### BLOK TEKS

Liputan6.com, Washington DC - Semakin banyak tahu tentang bahaya senjata nuklir, semakin Anda khawatir tentang dampak yang dibuatnya. Dan Jeffrey Lewis adalah salah satu orang yang menyadari tentang hal itu, sampai-sampai, ia menulis sebuah buku yang memprediksi bagaimana situasi dunia pada saat ini mungkin akan memicu perang nuklir di masa depan.
Seorang pakar pengendalian senjata dan analis yang kerap menelaah program pengembangan senjata nuklir Korea Utara, Jeffrey Lewis menulis sebuah buku yang berisi tentang kekhawatirannya bahwa betapa mudah Donald Trump dapat terjebak di tengah-tengah perang nuklir antara AS dengan negara yang dipimpin oleh Kim Jong-un itu.
'The 2020 Commission Report on the North Korean Nuclear Attacks Against the United States' karya Jeffrey Lewis yang diterbitkan pada 7 Agustus 2018 adalah karya fiksi spekulatif yang mengacu pada pengetahuan faktual yang mendalam, demikian seperti dikutip dari media AS Quartz, Selasa (28/8/2018).
Advertisement
Buku itu dibingkai sebagai laporan komisi pemerintah masa depan yang menyelidiki konflik nuklir yang menyebabkan 1,4 juta orang Amerika tewas, dengan Lewis memposisikan diri sebagai orang ke-3 yang bertindak sebagai pelapornya.
Tokoh-tokohnya adalah figur pejabat tinggi dan negarawan dunia nyata di masa kini dan masa depan, yang direkonstruksikan oleh Lewis dalam sebuah narasi di mana para karakternya bertindak berdasarkan motif-motif riil saat ini.
Baca Juga
Dalam bukunya, Lewis menggambarkan Presiden AS Donald Trump sebagai aktor rasional, tak seperti penggambaran media arus utama saat ini yang mendokumentasikan Trump sebagai pembuat kebijakan yang buruk, sangat membebani, serta bertindak sembrono dengan kecenderungan untuk meluncurkan rudal nuklir kepada saingannya.

### TINDAKAN YANG DIPERLUKAN
[1] Jawablah pertanyaan berikut berdasarkan teks tentang buku Jeffrey Lewis.
(a) Pada tanggal berapa buku karya Jeffrey Lewis itu diterbitkan?
(b) Berapa banyak orang Amerika yang tewas dalam konflik nuklir yang diselidiki dalam buku itu?
(c) Sebagai apa Lewis menggambarkan Presiden AS Donald Trump dalam bukunya?
[2] Salin kata demi kata bagian teks tentang buku Jeffrey Lewis antara "Seorang pakar pengendalian" dan "Kim Jong-un itu.", termasuk kedua batas itu.

### DATA YANG DISEDIAKAN
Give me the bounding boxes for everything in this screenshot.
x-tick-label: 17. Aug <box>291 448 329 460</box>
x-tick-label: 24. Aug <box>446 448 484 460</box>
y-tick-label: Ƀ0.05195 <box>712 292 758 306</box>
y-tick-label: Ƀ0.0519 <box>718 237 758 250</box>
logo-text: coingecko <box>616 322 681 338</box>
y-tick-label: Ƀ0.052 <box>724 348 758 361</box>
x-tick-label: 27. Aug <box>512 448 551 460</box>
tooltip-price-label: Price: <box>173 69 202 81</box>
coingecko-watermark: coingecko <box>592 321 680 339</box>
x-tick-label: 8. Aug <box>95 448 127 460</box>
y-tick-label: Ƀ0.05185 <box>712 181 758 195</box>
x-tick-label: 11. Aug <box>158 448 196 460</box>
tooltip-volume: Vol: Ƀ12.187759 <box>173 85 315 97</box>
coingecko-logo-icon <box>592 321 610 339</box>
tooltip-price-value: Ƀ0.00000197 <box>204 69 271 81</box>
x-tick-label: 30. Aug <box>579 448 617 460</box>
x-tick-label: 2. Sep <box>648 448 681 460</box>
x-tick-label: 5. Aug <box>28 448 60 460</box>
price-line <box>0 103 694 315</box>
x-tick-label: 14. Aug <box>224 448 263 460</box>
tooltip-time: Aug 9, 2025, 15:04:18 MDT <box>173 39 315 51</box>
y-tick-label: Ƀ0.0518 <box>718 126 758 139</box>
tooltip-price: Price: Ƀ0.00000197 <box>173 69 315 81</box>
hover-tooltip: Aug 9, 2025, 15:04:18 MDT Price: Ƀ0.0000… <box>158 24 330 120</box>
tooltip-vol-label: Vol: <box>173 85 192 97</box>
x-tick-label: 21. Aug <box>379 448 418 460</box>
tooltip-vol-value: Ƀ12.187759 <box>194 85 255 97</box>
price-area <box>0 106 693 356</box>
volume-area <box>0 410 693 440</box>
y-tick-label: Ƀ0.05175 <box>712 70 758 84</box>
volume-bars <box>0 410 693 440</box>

### JAWABAN PER TUGAS
[1]
(a) Buku itu diterbitkan pada 7 Agustus 2018.
(b) Sebanyak 1,4 juta orang Amerika tewas.
(c) Lewis menggambarkan Donald Trump sebagai aktor rasional.

[2]
Seorang pakar pengendalian senjata dan analis yang kerap menelaah program pengembangan senjata nuklir Korea Utara, Jeffrey Lewis menulis sebuah buku yang berisi tentang kekhawatirannya bahwa betapa mudah Donald Trump dapat terjebak di tengah-tengah perang nuklir antara AS dengan negara yang dipimpin oleh Kim Jong-un itu.